*Goal:* Transcribe all of the material exactly, except for its pictures.

*Provided records:*
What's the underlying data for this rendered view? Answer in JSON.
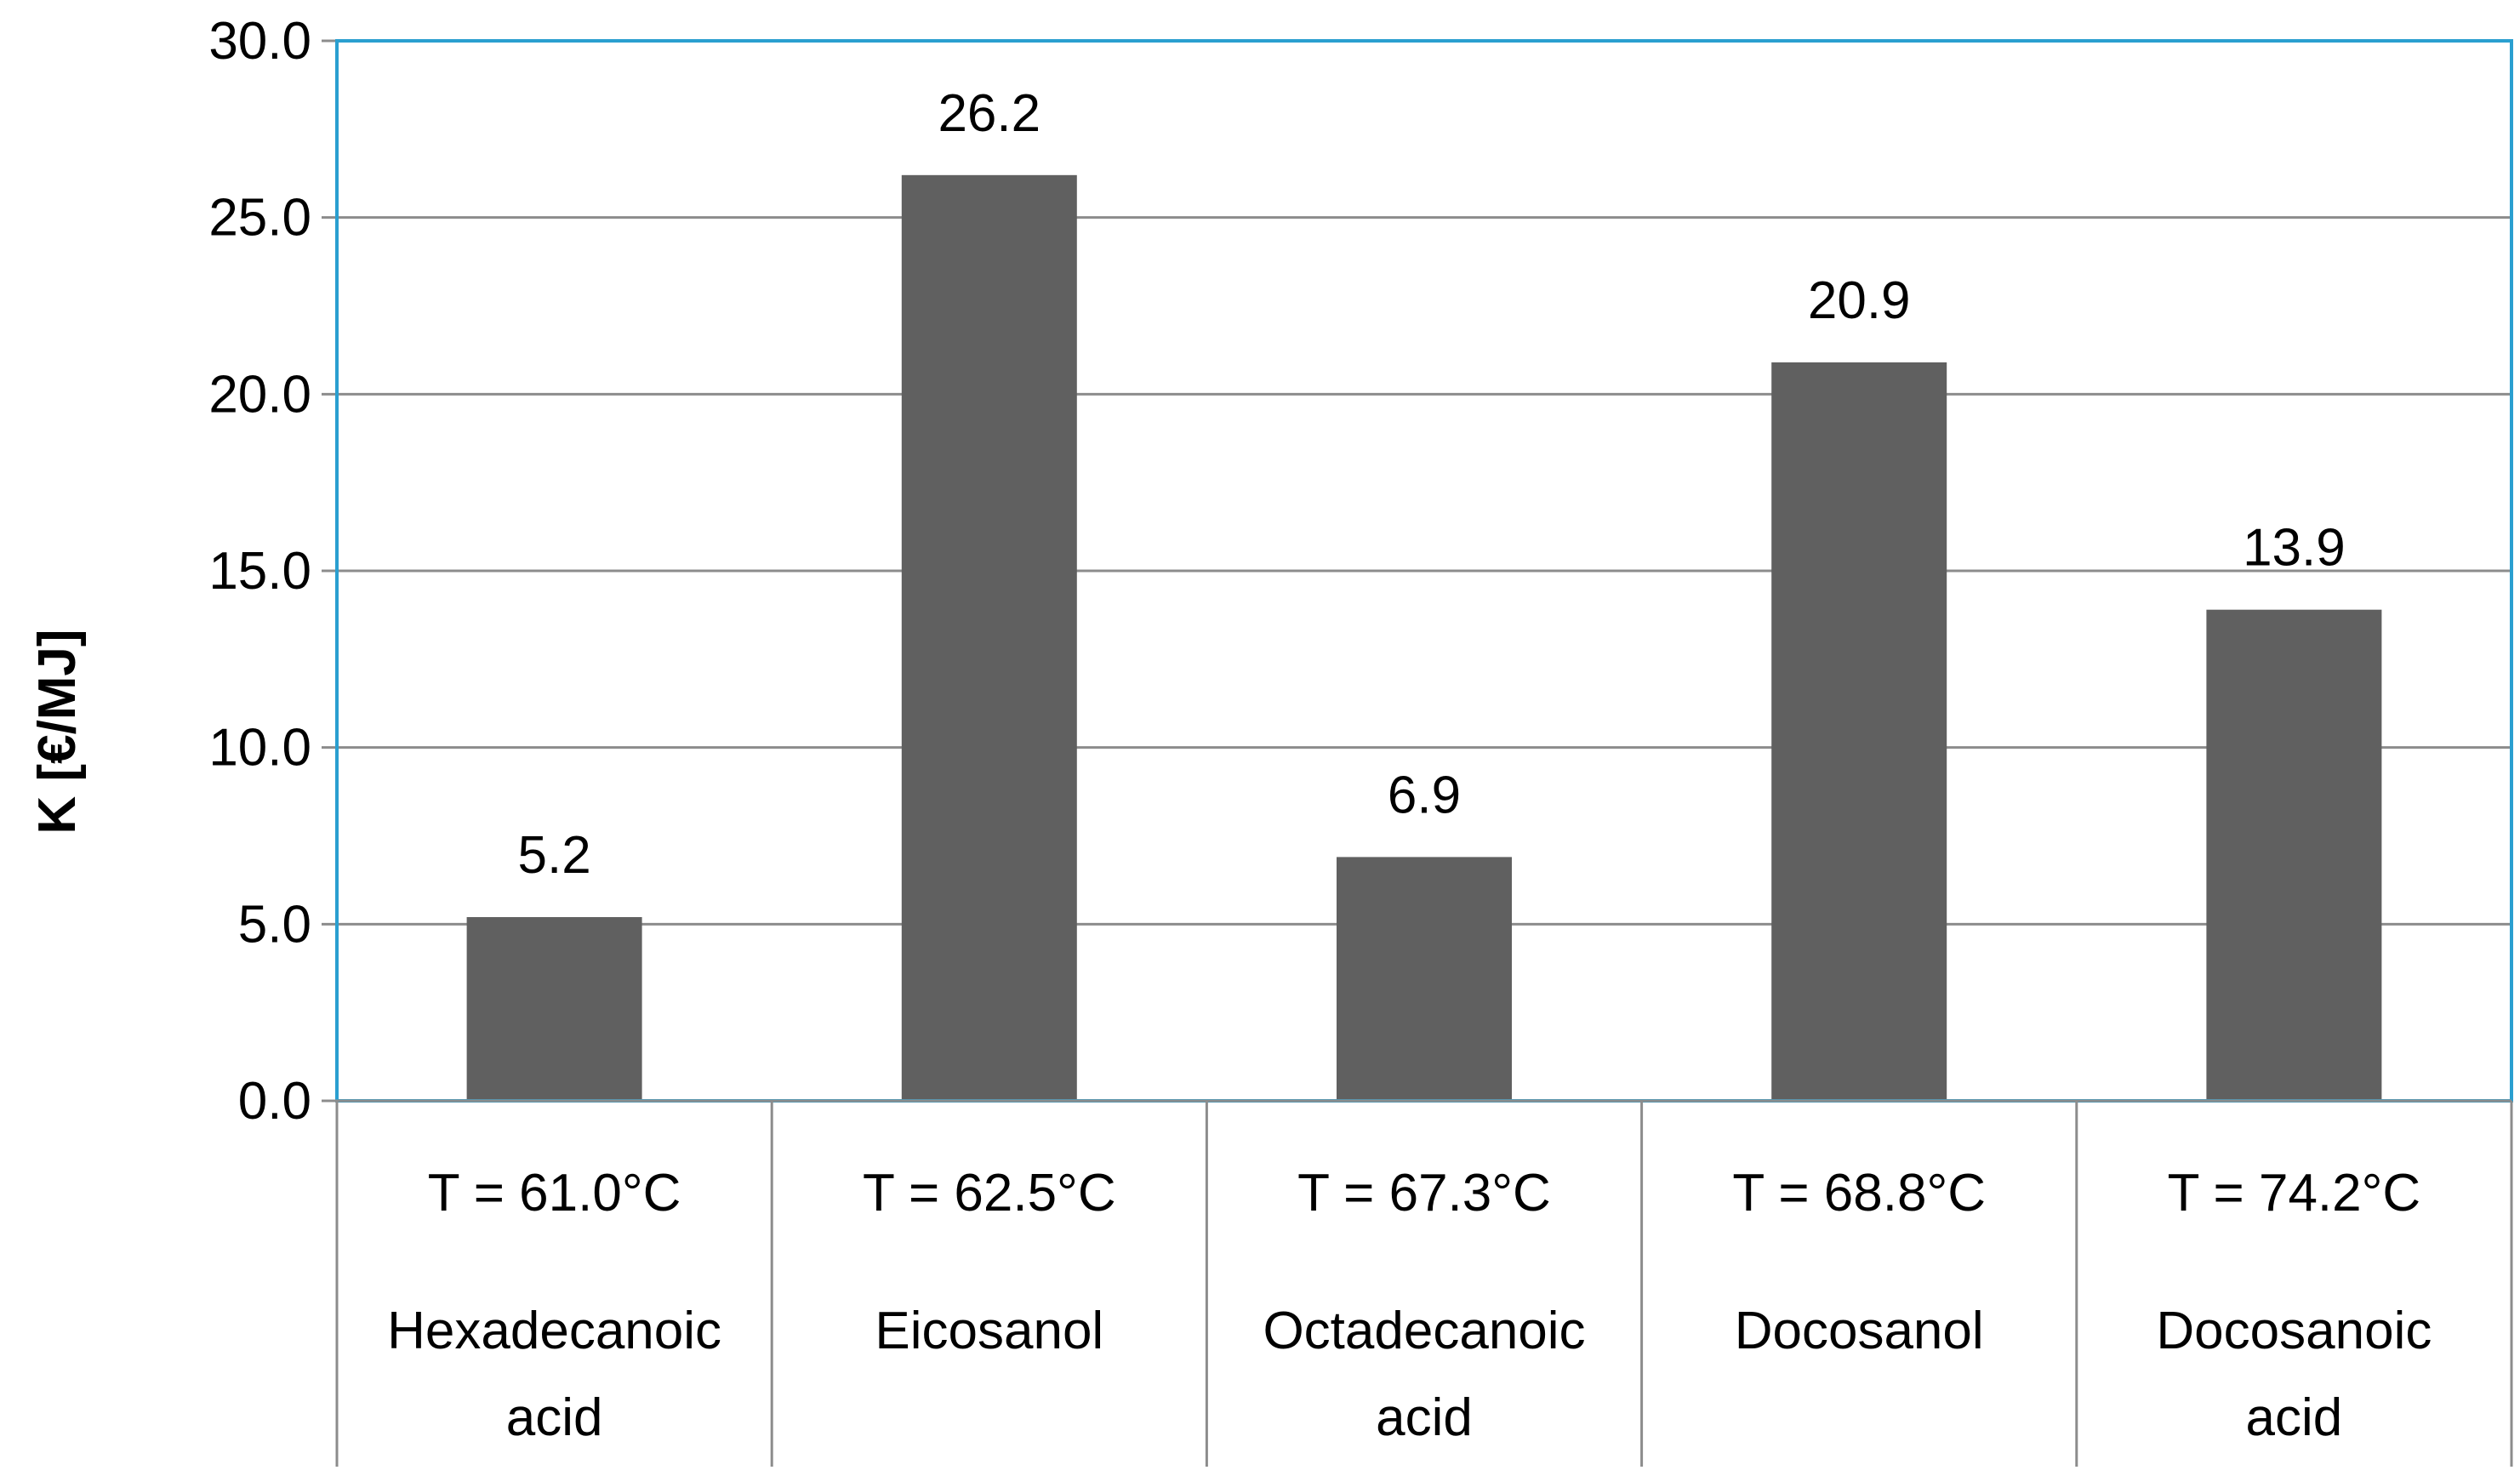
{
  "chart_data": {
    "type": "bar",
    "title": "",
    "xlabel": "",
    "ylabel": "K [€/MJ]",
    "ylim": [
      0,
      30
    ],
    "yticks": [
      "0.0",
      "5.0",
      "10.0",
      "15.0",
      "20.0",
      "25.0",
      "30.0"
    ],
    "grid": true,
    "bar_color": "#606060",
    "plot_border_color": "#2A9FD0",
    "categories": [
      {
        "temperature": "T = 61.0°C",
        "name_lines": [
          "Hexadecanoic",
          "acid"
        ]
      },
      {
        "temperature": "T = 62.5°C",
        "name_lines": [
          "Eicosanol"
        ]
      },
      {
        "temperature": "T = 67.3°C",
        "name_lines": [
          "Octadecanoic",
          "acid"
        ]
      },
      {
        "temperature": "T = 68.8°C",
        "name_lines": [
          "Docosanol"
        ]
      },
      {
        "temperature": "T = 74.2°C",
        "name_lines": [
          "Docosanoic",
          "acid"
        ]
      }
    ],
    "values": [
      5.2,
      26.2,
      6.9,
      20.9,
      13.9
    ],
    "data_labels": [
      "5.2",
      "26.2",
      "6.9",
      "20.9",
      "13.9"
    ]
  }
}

*Exercise solution:*
What's the underlying data for this rendered view? Answer in JSON.
{
  "chart_data": {
    "type": "bar",
    "title": "",
    "xlabel": "",
    "ylabel": "K [€/MJ]",
    "ylim": [
      0,
      30
    ],
    "yticks": [
      "0.0",
      "5.0",
      "10.0",
      "15.0",
      "20.0",
      "25.0",
      "30.0"
    ],
    "grid": true,
    "bar_color": "#606060",
    "plot_border_color": "#2A9FD0",
    "categories": [
      {
        "temperature": "T = 61.0°C",
        "name_lines": [
          "Hexadecanoic",
          "acid"
        ]
      },
      {
        "temperature": "T = 62.5°C",
        "name_lines": [
          "Eicosanol"
        ]
      },
      {
        "temperature": "T = 67.3°C",
        "name_lines": [
          "Octadecanoic",
          "acid"
        ]
      },
      {
        "temperature": "T = 68.8°C",
        "name_lines": [
          "Docosanol"
        ]
      },
      {
        "temperature": "T = 74.2°C",
        "name_lines": [
          "Docosanoic",
          "acid"
        ]
      }
    ],
    "values": [
      5.2,
      26.2,
      6.9,
      20.9,
      13.9
    ],
    "data_labels": [
      "5.2",
      "26.2",
      "6.9",
      "20.9",
      "13.9"
    ]
  }
}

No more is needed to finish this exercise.